§ **Given data**:
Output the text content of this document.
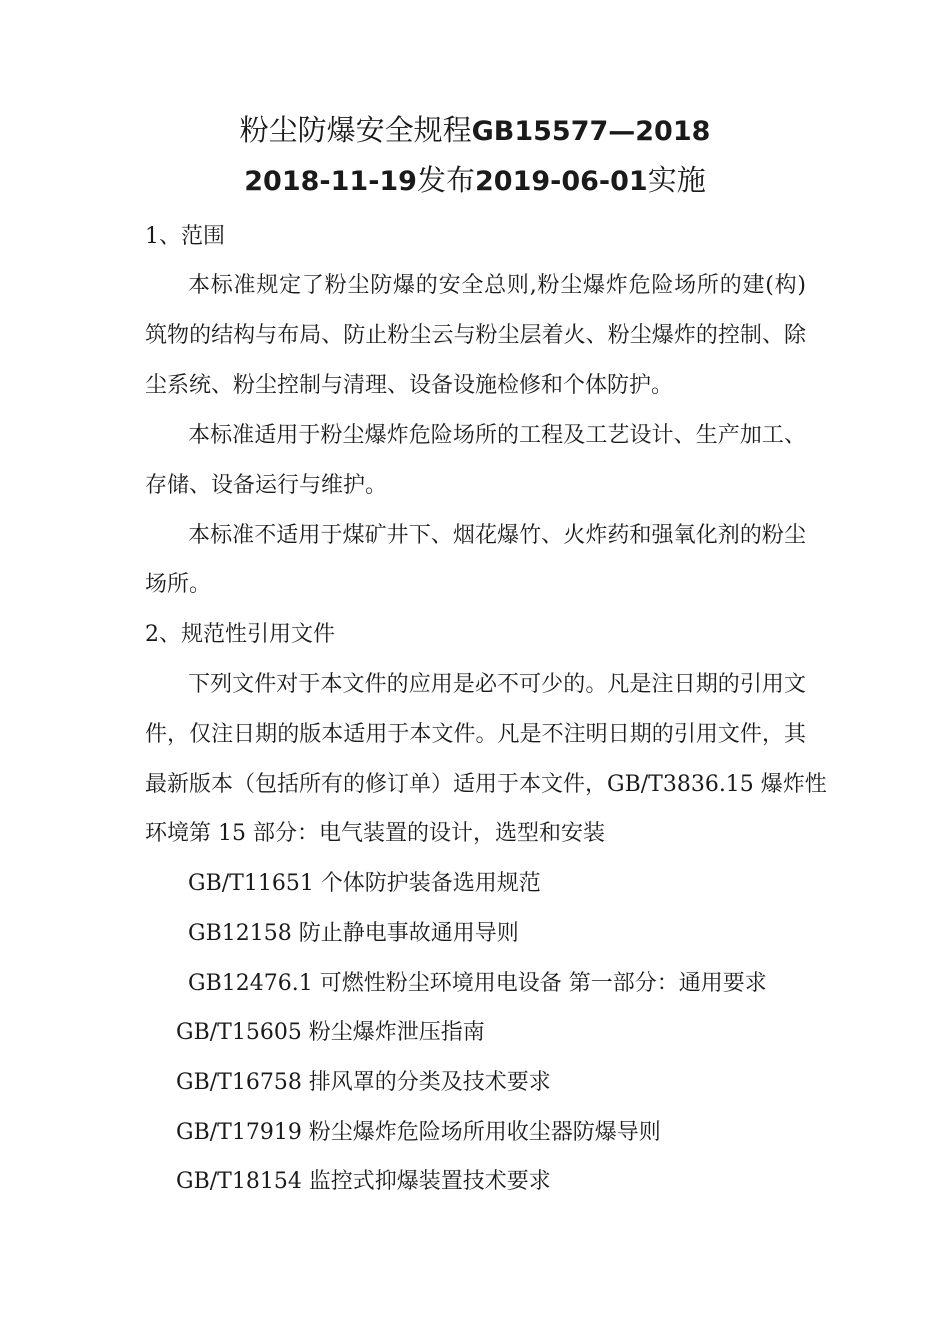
粉尘防爆安全规程GB15577—2018
2018-11-19发布2019-06-01实施
1、范围
本标准规定了粉尘防爆的安全总则,粉尘爆炸危险场所的建(构)
筑物的结构与布局、防止粉尘云与粉尘层着火、粉尘爆炸的控制、除
尘系统、粉尘控制与清理、设备设施检修和个体防护。
本标准适用于粉尘爆炸危险场所的工程及工艺设计、生产加工、
存储、设备运行与维护。
本标准不适用于煤矿井下、烟花爆竹、火炸药和强氧化剂的粉尘
场所。
2、规范性引用文件
下列文件对于本文件的应用是必不可少的。凡是注日期的引用文
件，仅注日期的版本适用于本文件。凡是不注明日期的引用文件，其
最新版本（包括所有的修订单）适用于本文件，GB/T3836.15 爆炸性
环境第 15 部分：电气装置的设计，选型和安装
GB/T11651 个体防护装备选用规范
GB12158 防止静电事故通用导则
GB12476.1 可燃性粉尘环境用电设备 第一部分：通用要求
GB/T15605 粉尘爆炸泄压指南
GB/T16758 排风罩的分类及技术要求
GB/T17919 粉尘爆炸危险场所用收尘器防爆导则
GB/T18154 监控式抑爆装置技术要求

§ **Work instructions**: Set down the material exactly, every line of it, except for the pictures.

§ **Written answer**:
Output the text content of this document.
粉尘防爆安全规程GB15577—2018
2018-11-19发布2019-06-01实施
1、范围
本标准规定了粉尘防爆的安全总则,粉尘爆炸危险场所的建(构)
筑物的结构与布局、防止粉尘云与粉尘层着火、粉尘爆炸的控制、除
尘系统、粉尘控制与清理、设备设施检修和个体防护。
本标准适用于粉尘爆炸危险场所的工程及工艺设计、生产加工、
存储、设备运行与维护。
本标准不适用于煤矿井下、烟花爆竹、火炸药和强氧化剂的粉尘
场所。
2、规范性引用文件
下列文件对于本文件的应用是必不可少的。凡是注日期的引用文
件，仅注日期的版本适用于本文件。凡是不注明日期的引用文件，其
最新版本（包括所有的修订单）适用于本文件，GB/T3836.15 爆炸性
环境第 15 部分：电气装置的设计，选型和安装
GB/T11651 个体防护装备选用规范
GB12158 防止静电事故通用导则
GB12476.1 可燃性粉尘环境用电设备 第一部分：通用要求
GB/T15605 粉尘爆炸泄压指南
GB/T16758 排风罩的分类及技术要求
GB/T17919 粉尘爆炸危险场所用收尘器防爆导则
GB/T18154 监控式抑爆装置技术要求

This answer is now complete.